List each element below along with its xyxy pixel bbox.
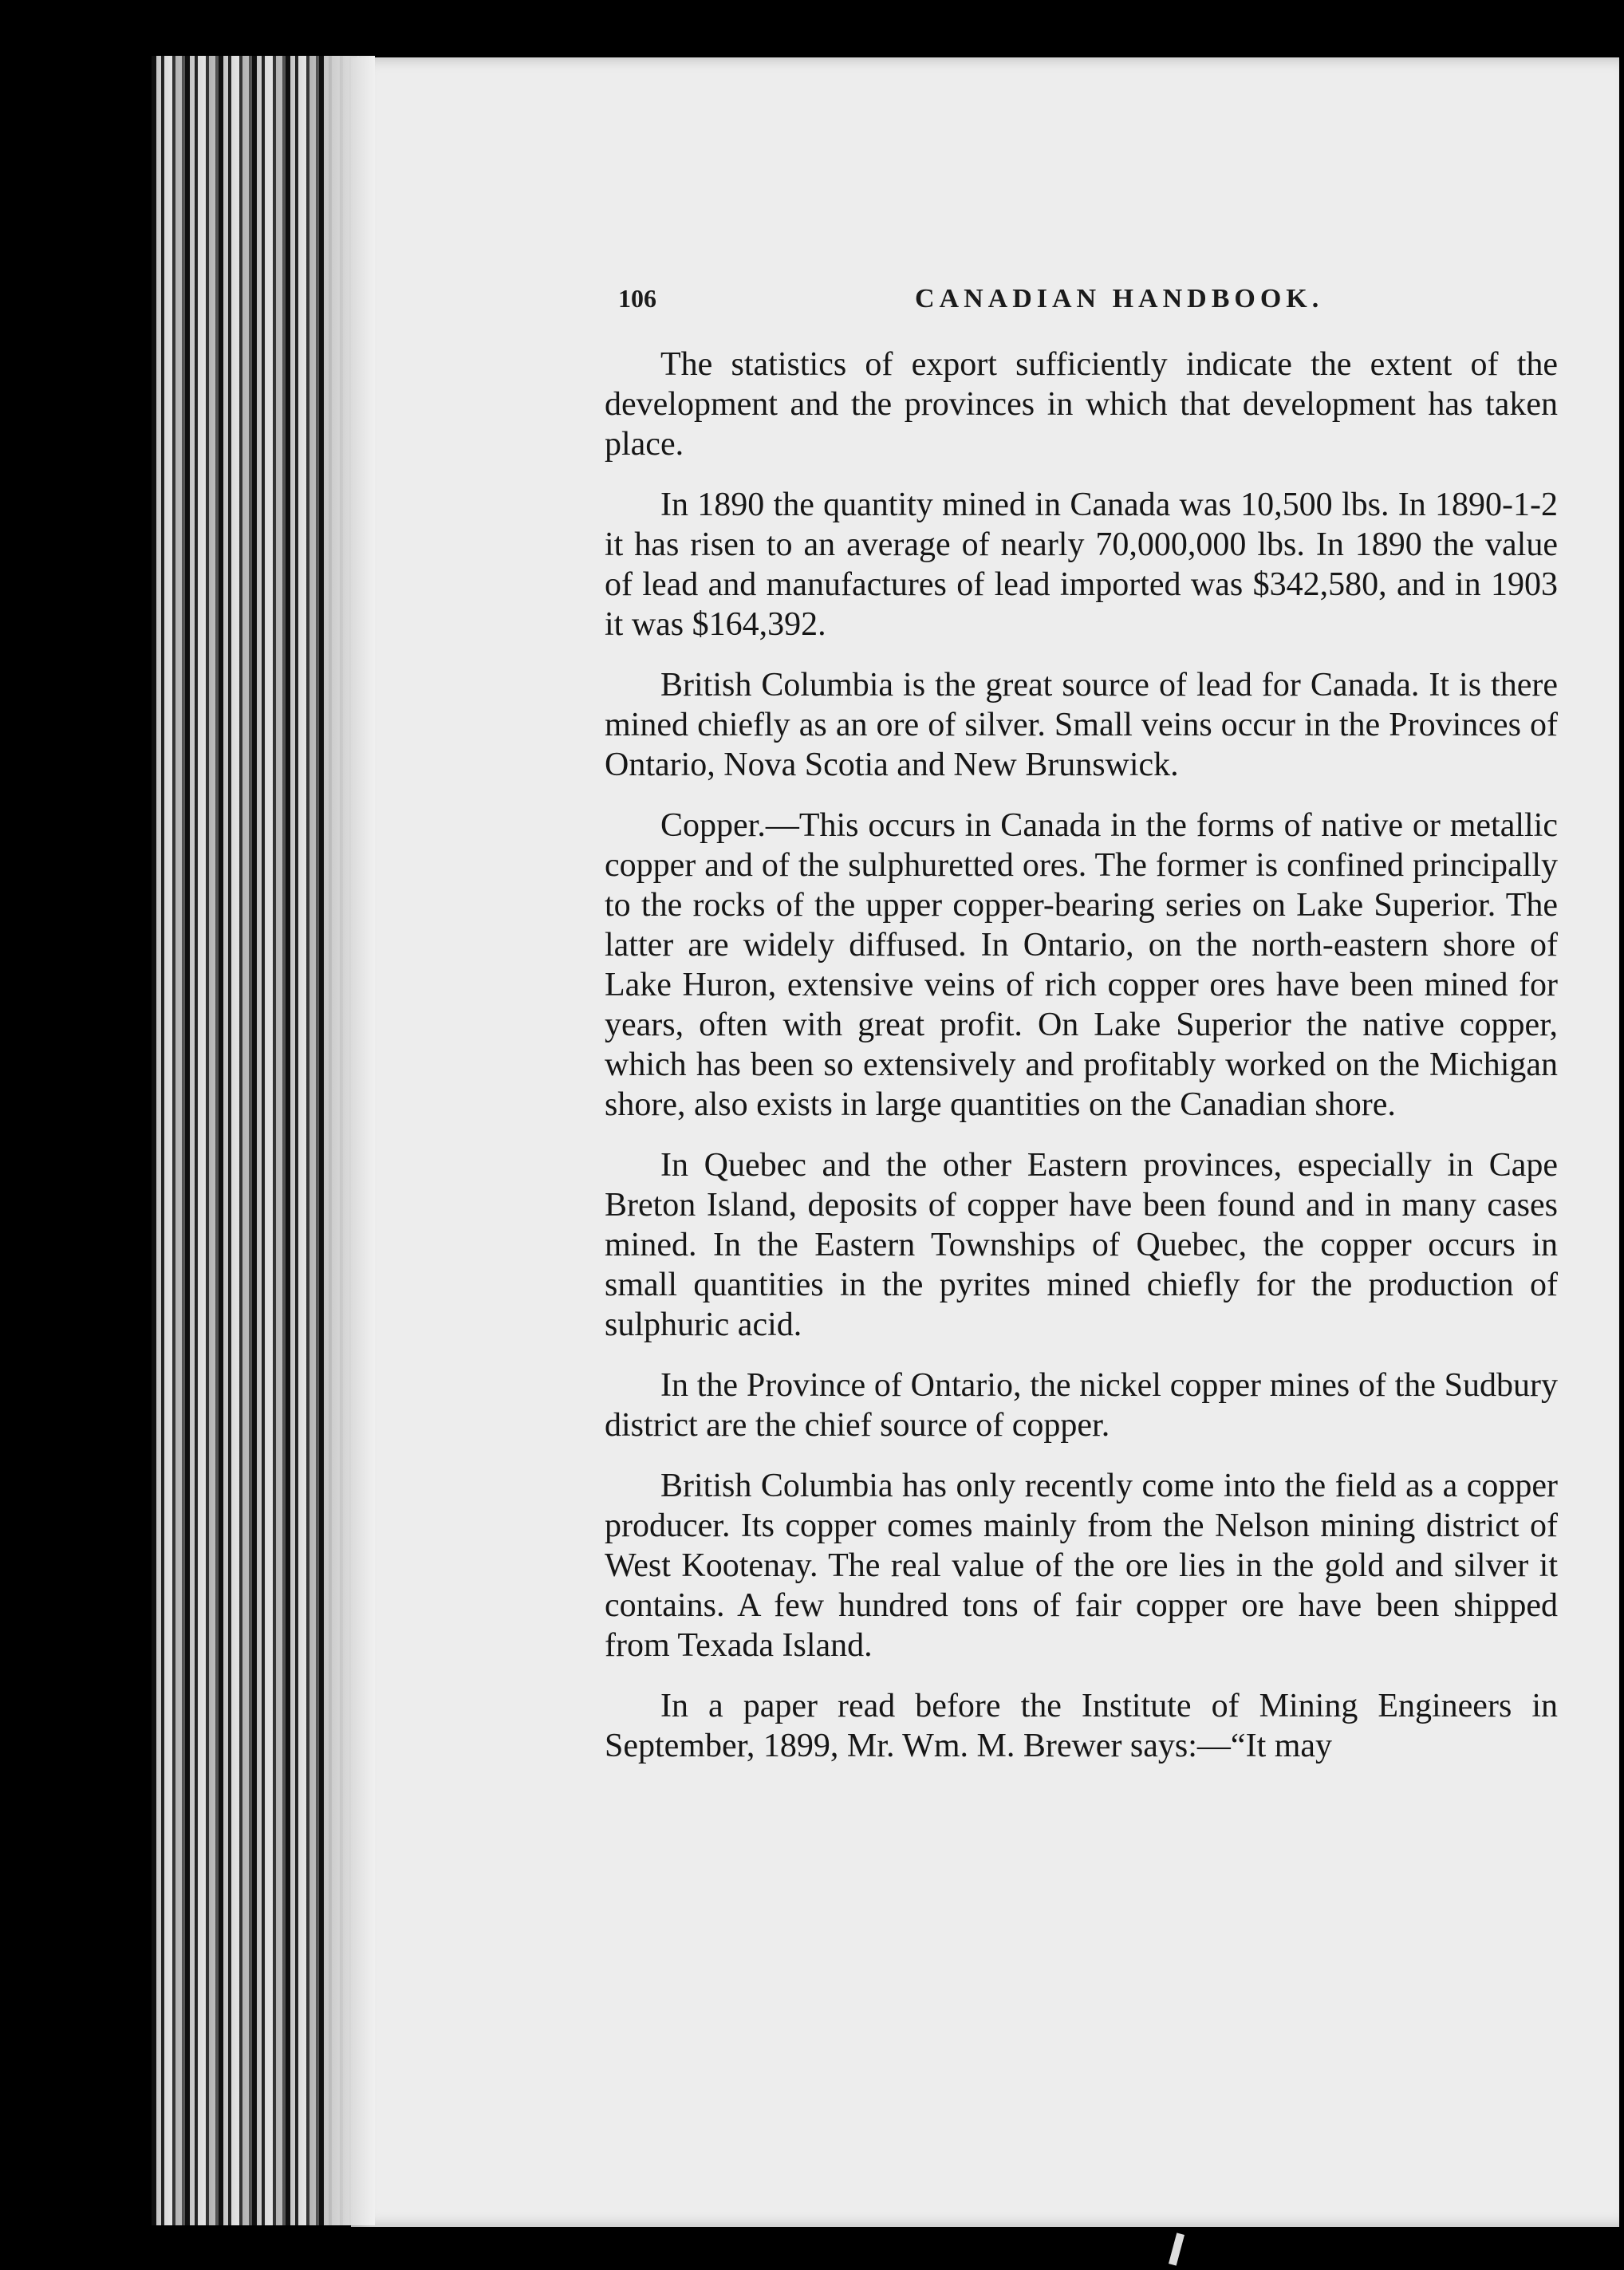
running-head-title: CANADIAN HANDBOOK. xyxy=(915,284,1324,313)
body-text xyxy=(605,345,1558,1787)
running-head xyxy=(618,284,1623,324)
paragraph: In the Province of Ontario, the nickel copper mines of the Sudbury district are the chief source of copper. xyxy=(605,1367,1558,1444)
paragraph: Copper.—This occurs in Canada in the forms of native or metallic copper and of the sulphuretted ores. The former is confined principally to the rocks of the upper copper-bearing series on Lake Superior. The latter are widely diffused. In Ontario, on the north-eastern shore of Lake Huron, extensive veins of rich copper ores have been mined for years, often with great profit. On Lake Superior the native copper, which has been so extensively and profitably worked on the Michigan shore, also exists in large quantities on the Canadian shore. xyxy=(605,807,1558,1123)
paragraph: In 1890 the quantity mined in Canada was 10,500 lbs. In 1890-1-2 it has risen to an average of nearly 70,000,000 lbs. In 1890 the value of lead and manufactures of lead imported was $342,580, and in 1903 it was $164,392. xyxy=(605,487,1558,643)
paragraph: In a paper read before the Institute of Mining Engineers in September, 1899, Mr. Wm. M. Brewer says:—“It may xyxy=(605,1688,1558,1764)
paragraph: British Columbia is the great source of lead for Canada. It is there mined chiefly as an ore of silver. Small veins occur in the Provinces of Ontario, Nova Scotia and New Brunswick. xyxy=(605,667,1558,783)
paragraph: The statistics of export sufficiently indicate the extent of the development and the provinces in which that development has taken place. xyxy=(605,346,1558,463)
page-number: 106 xyxy=(618,284,656,313)
paragraph: In Quebec and the other Eastern provinces, especially in Cape Breton Island, deposits of copper have been found and in many cases mined. In the Eastern Townships of Quebec, the copper occurs in small quantities in the pyrites mined chiefly for the production of sulphuric acid. xyxy=(605,1147,1558,1343)
page-gutter-shadow xyxy=(327,56,375,2225)
scan-artifact xyxy=(1169,2233,1184,2265)
paragraph: British Columbia has only recently come into the field as a copper producer. Its copper comes mainly from the Nelson mining district of West Kootenay. The real value of the ore lies in the gold and silver it contains. A few hundred tons of fair copper ore have been shipped from Texada Island. xyxy=(605,1468,1558,1664)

_____

--- Task brief ---
Format the lines above as a Markdown table with two columns, Row and Line, numbering each row and skipping any blank lines. Omit the picture from the table.

--- Finished task ---
| Row | Line |
|---|---|
| 1 | List each element below along with its xyxy pixel bbox. |
| 2 | running-head-title: CANADIAN HANDBOOK. xyxy=(915,284,1324,313) |
| 3 | body-text xyxy=(605,345,1558,1787) |
| 4 | running-head xyxy=(618,284,1623,324) |
| 5 | paragraph: In the Province of Ontario, the nickel copper mines of the Sudbury district are the chief source of copper. xyxy=(605,1367,1558,1444) |
| 6 | paragraph: Copper.—This occurs in Canada in the forms of native or metallic copper and of the sulphuretted ores. The former is confined principally to the rocks of the upper copper-bearing series on Lake Superior. The latter are widely diffused. In Ontario, on the north-eastern shore of Lake Huron, extensive veins of rich copper ores have been mined for years, often with great profit. On Lake Superior the native copper, which has been so extensively and profitably worked on the Michigan shore, also exists in large quantities on the Canadian shore. xyxy=(605,807,1558,1123) |
| 7 | paragraph: In 1890 the quantity mined in Canada was 10,500 lbs. In 1890-1-2 it has risen to an average of nearly 70,000,000 lbs. In 1890 the value of lead and manufactures of lead imported was $342,580, and in 1903 it was $164,392. xyxy=(605,487,1558,643) |
| 8 | paragraph: In a paper read before the Institute of Mining Engineers in September, 1899, Mr. Wm. M. Brewer says:—“It may xyxy=(605,1688,1558,1764) |
| 9 | paragraph: British Columbia is the great source of lead for Canada. It is there mined chiefly as an ore of silver. Small veins occur in the Provinces of Ontario, Nova Scotia and New Brunswick. xyxy=(605,667,1558,783) |
| 10 | paragraph: The statistics of export sufficiently indicate the extent of the development and the provinces in which that development has taken place. xyxy=(605,346,1558,463) |
| 11 | page-number: 106 xyxy=(618,284,656,313) |
| 12 | paragraph: In Quebec and the other Eastern provinces, especially in Cape Breton Island, deposits of copper have been found and in many cases mined. In the Eastern Townships of Quebec, the copper occurs in small quantities in the pyrites mined chiefly for the production of sulphuric acid. xyxy=(605,1147,1558,1343) |
| 13 | page-gutter-shadow xyxy=(327,56,375,2225) |
| 14 | scan-artifact xyxy=(1169,2233,1184,2265) |
| 15 | paragraph: British Columbia has only recently come into the field as a copper producer. Its copper comes mainly from the Nelson mining district of West Kootenay. The real value of the ore lies in the gold and silver it contains. A few hundred tons of fair copper ore have been shipped from Texada Island. xyxy=(605,1468,1558,1664) |